__DATASET EXCERPTS__:
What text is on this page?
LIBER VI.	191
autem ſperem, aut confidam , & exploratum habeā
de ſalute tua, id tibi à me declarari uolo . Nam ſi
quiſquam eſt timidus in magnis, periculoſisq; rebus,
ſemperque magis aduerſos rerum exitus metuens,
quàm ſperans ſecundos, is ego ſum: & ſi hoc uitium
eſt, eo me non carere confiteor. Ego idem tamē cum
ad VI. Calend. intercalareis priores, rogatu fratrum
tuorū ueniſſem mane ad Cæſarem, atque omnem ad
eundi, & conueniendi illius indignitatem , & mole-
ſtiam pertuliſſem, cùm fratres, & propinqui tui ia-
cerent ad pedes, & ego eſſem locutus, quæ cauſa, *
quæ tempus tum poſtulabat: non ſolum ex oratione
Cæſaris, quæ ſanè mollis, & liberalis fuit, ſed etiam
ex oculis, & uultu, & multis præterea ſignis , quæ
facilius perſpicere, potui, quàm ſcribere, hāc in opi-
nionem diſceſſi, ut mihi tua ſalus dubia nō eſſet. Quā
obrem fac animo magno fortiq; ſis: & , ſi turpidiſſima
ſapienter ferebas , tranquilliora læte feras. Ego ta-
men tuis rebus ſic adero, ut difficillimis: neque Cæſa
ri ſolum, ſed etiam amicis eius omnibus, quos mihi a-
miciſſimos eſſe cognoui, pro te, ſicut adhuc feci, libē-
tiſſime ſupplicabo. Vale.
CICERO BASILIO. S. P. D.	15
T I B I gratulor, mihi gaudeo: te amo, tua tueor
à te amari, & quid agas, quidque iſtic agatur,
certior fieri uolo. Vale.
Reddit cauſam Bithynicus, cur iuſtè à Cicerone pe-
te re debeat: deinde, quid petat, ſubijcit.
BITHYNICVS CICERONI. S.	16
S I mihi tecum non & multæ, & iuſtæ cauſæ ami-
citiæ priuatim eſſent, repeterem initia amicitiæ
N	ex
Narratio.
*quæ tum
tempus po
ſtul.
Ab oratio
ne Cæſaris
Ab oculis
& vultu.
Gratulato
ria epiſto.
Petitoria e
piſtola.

__REQUIREMENT__:
Of the lines in this listing, how many contain "Cæſaris"? Reply with the number and nothing more.

__RESULT OF THE TASK__:
2